══ PASSAGE PROVIDED ══

The program, which shows the contestants competing in a series of elimination rounds, has drawn a big viewership, boosting K-pop music and concert sales.
"If we can identify viewers with great accuracy across borders, we'll be able to bring in potential advertisers," said a CJ ENM executive. The company is aiming to boost its revenue from the 4.4 trillion won ($3.93 billion) estimated for 2018 by 50% in three years.
Hanryu, or Hallyu, translated as the Korean wave, began with TV dramas. One called "Winter Sonata" became a huge hit in Japan in 2003 and later many other markets, and brought Korean TV series to the global mainstream along with "Dae Jang Geum" and other shows. K-pop's explosion as a global phenomenon followed.
Male duo TVXQ!, Girls' Generation and Kara were among the chart-topping groups in that period, when programs were generally developed for TV broadcast. But around 2014, CJ ENM started focusing on streaming.

═══

WRITTEN TASK 1
Print the rows exactly as they appear, from the first row through the row that contains "scale-bar-label: 2 Seconds", including both of those rows.

══ ROWS ══

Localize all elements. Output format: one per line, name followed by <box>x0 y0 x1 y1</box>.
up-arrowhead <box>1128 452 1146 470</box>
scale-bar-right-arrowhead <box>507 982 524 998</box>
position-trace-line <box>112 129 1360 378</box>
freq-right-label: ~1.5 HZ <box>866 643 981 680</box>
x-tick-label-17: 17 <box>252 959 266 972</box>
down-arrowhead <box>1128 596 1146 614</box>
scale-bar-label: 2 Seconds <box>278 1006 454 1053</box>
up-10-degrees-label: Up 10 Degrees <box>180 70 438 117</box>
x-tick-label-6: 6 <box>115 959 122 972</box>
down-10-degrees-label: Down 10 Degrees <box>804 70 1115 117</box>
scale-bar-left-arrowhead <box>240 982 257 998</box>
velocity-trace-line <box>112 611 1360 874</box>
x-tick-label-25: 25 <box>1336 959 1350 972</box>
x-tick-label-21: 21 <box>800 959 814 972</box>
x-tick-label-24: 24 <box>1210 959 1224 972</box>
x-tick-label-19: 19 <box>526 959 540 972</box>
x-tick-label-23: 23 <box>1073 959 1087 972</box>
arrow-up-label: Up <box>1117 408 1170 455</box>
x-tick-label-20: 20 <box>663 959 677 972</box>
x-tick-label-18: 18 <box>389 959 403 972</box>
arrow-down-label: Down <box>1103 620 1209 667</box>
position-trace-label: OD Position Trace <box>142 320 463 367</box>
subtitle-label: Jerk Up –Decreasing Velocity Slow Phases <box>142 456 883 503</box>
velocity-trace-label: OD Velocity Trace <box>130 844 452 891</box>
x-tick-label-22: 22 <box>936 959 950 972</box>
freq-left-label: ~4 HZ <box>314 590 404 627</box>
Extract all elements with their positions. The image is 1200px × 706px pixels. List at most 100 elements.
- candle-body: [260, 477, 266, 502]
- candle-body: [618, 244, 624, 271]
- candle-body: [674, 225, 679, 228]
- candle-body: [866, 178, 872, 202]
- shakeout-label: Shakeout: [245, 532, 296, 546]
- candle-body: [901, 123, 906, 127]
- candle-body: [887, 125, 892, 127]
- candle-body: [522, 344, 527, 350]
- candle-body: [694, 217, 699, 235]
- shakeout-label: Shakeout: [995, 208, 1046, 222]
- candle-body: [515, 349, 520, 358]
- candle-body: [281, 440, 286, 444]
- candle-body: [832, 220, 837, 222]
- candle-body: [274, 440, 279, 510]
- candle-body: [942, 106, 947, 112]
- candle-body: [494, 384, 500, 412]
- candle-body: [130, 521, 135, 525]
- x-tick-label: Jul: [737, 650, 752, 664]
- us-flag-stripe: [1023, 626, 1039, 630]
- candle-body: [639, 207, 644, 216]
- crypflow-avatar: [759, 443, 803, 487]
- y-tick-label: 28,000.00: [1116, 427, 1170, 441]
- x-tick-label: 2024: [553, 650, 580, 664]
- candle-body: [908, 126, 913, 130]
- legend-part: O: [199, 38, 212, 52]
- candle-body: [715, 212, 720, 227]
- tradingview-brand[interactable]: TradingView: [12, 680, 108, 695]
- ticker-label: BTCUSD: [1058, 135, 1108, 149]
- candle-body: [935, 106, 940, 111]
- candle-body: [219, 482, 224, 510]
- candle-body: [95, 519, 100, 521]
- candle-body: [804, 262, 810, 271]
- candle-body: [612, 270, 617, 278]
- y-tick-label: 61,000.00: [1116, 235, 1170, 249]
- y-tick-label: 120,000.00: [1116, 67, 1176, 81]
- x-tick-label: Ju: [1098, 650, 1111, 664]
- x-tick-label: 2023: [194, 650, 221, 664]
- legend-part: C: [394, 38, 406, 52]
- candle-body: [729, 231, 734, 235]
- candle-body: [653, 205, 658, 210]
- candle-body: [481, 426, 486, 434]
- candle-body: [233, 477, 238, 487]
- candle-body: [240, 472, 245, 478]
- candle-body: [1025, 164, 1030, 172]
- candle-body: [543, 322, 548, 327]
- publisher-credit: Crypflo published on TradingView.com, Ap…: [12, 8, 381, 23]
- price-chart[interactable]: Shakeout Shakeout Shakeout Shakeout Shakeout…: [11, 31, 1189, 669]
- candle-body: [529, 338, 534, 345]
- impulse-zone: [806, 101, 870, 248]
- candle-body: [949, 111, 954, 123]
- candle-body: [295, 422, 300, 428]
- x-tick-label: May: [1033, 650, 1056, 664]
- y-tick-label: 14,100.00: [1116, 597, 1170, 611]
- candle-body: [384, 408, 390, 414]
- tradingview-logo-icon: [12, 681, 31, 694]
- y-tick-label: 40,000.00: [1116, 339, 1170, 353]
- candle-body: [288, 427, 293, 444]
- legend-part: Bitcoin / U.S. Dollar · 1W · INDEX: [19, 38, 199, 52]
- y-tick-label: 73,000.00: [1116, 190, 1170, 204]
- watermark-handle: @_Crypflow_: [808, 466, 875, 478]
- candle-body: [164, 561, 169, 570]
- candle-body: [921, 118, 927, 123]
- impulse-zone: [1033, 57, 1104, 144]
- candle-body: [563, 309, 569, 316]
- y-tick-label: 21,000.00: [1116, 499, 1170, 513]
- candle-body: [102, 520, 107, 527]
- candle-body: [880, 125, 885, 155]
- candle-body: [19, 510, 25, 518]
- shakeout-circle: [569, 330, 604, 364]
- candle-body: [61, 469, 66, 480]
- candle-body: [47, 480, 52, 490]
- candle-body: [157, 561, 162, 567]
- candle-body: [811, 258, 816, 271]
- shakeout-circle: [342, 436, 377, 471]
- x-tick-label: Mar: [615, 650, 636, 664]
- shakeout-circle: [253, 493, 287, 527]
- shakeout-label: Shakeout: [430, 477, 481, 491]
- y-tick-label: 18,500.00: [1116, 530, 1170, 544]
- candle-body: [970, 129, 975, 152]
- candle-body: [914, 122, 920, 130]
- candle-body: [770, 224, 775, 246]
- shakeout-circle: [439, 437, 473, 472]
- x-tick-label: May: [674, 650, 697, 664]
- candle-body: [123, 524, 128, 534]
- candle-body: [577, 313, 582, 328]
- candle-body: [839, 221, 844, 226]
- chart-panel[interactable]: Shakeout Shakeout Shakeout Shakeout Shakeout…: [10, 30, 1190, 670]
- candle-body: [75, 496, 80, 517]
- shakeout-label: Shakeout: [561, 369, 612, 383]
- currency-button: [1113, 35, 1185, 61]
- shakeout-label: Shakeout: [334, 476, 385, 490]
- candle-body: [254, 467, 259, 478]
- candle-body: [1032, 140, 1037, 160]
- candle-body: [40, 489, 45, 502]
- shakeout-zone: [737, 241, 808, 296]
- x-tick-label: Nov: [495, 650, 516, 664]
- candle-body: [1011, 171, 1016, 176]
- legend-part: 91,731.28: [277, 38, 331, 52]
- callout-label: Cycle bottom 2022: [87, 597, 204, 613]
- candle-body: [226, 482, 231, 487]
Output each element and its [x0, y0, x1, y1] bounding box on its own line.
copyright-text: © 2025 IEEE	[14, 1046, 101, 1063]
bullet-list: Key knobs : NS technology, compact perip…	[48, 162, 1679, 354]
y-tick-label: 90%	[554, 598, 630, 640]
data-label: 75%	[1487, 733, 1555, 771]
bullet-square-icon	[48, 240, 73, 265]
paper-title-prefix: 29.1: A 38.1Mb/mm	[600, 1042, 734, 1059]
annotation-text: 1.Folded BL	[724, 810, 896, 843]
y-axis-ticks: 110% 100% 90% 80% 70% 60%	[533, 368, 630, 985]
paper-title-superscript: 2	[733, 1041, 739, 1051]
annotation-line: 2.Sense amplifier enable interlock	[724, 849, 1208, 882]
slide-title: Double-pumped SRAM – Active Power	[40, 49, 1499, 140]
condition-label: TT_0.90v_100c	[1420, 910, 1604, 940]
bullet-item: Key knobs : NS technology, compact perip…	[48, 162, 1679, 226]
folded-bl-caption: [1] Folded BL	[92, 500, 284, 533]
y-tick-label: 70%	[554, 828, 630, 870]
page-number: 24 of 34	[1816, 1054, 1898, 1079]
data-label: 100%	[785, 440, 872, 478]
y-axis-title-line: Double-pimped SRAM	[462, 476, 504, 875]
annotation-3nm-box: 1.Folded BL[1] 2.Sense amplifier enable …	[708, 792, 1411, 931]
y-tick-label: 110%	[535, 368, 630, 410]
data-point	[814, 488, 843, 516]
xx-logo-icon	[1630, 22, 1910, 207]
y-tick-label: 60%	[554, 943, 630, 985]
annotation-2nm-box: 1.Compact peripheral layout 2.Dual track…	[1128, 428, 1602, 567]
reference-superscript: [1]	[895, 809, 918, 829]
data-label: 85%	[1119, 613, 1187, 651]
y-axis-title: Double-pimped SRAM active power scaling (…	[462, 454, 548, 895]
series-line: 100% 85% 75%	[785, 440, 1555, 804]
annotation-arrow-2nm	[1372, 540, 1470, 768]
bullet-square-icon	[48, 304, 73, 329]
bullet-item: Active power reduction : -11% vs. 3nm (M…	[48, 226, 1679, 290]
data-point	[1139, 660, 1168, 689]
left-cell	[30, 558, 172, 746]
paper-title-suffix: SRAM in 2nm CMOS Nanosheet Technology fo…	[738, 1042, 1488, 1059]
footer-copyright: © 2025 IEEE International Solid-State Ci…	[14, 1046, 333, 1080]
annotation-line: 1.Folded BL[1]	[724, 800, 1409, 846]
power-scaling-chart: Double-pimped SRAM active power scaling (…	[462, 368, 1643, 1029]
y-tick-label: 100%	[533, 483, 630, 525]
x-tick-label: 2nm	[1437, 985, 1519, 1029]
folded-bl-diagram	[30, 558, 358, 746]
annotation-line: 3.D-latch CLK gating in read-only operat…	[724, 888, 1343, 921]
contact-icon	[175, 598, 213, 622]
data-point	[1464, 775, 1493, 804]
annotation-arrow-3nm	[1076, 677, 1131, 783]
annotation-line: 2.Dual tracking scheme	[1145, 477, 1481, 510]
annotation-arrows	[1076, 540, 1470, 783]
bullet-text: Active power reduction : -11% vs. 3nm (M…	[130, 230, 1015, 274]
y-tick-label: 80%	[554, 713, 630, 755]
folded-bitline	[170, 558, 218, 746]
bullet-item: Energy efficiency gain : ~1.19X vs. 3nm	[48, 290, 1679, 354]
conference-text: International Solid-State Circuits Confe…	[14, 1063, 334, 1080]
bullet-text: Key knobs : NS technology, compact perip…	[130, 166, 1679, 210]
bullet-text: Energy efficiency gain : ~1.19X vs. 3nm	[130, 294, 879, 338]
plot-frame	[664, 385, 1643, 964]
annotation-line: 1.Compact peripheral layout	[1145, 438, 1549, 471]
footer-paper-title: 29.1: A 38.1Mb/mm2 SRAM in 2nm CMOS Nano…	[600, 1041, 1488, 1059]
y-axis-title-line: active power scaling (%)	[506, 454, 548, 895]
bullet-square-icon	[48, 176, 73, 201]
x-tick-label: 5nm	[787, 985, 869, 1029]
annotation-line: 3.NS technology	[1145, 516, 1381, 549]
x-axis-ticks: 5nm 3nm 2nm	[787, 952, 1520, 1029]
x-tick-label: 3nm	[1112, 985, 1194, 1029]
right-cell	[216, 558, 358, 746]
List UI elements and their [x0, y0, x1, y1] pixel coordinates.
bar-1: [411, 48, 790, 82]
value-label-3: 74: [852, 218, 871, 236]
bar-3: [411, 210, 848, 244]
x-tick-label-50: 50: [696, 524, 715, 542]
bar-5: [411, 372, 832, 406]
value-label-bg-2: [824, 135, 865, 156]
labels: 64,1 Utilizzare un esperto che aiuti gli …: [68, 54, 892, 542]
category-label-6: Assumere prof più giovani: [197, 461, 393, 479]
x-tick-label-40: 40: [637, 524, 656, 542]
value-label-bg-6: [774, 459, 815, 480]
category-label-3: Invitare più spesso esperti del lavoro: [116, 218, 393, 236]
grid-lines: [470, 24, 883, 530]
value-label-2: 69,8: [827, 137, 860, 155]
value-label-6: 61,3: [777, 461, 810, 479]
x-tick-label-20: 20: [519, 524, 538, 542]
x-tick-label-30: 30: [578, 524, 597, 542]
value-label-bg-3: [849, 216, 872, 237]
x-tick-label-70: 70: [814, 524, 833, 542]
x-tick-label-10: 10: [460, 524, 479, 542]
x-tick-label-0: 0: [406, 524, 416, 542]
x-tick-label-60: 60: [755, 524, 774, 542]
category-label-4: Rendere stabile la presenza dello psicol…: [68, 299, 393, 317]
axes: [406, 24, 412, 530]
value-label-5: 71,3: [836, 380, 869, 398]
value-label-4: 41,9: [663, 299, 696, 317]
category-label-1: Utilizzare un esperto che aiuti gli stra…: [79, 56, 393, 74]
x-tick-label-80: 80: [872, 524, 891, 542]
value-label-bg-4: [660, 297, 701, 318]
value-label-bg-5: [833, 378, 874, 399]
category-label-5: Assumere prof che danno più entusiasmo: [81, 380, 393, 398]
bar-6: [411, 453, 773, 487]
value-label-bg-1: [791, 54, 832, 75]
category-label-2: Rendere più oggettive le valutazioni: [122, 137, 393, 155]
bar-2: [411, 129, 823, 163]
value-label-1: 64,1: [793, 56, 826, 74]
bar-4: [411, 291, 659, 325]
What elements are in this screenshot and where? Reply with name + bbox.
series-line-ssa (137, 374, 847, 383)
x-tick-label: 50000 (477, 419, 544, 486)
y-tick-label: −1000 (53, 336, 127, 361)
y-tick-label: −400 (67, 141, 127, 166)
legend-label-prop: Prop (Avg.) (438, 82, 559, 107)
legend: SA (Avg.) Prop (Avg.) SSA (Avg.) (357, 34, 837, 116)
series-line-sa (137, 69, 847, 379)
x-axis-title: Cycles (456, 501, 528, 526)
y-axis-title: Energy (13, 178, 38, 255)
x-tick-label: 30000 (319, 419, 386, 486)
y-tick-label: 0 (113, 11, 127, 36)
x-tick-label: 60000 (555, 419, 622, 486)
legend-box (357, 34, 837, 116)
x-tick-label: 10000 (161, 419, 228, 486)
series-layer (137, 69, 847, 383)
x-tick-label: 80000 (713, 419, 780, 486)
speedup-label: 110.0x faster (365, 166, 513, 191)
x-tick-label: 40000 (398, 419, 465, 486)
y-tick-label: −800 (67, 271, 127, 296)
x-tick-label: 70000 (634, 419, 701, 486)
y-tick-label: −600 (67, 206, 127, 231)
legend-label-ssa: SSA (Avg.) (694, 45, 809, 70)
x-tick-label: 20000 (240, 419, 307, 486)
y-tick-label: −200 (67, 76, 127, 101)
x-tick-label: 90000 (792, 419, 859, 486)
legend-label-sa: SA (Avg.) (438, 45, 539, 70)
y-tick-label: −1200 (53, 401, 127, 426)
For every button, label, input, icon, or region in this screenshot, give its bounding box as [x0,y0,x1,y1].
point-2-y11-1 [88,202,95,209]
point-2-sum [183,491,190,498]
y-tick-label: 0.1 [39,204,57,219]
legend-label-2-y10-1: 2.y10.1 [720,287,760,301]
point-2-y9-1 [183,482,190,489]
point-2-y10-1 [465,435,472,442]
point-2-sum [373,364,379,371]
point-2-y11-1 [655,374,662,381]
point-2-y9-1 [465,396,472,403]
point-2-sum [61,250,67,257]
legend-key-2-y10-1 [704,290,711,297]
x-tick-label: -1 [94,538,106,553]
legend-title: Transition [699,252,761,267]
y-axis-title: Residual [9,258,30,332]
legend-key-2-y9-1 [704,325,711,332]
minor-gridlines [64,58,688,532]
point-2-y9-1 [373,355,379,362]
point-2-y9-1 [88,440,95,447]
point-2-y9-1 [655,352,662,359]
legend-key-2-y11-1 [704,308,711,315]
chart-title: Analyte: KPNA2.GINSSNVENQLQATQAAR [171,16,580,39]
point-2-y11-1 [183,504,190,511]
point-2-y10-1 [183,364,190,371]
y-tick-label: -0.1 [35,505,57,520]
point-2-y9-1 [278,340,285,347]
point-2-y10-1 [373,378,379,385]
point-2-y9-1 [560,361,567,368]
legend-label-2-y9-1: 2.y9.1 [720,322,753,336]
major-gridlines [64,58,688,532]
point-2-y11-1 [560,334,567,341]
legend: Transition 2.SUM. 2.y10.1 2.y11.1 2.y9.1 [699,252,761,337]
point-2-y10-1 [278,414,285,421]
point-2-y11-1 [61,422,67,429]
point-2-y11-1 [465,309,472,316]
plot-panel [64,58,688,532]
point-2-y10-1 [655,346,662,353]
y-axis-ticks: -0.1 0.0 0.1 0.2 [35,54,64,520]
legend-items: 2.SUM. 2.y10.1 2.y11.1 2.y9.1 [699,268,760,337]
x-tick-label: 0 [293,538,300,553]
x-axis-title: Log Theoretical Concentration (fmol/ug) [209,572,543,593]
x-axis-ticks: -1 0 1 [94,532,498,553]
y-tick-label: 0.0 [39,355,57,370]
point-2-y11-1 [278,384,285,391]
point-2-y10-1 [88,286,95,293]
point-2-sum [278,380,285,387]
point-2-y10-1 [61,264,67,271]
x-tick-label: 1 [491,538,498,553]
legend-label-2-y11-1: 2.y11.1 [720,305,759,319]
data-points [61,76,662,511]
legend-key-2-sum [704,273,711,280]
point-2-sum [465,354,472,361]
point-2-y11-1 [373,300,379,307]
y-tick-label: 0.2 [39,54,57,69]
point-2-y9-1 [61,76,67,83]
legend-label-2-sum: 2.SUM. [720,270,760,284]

═══

WRITTEN TASK 2
According to the passage on the Korean wave, which TV drama became a huge hit in Japan in 2003?

CORRECT RESULT 1
Localize all elements. Output format: one per line, name followed by <box>x0 y0 x1 y1</box>.
up-arrowhead <box>1128 452 1146 470</box>
scale-bar-right-arrowhead <box>507 982 524 998</box>
position-trace-line <box>112 129 1360 378</box>
freq-right-label: ~1.5 HZ <box>866 643 981 680</box>
x-tick-label-17: 17 <box>252 959 266 972</box>
down-arrowhead <box>1128 596 1146 614</box>
scale-bar-label: 2 Seconds <box>278 1006 454 1053</box>

CORRECT RESULT 2
"Winter Sonata"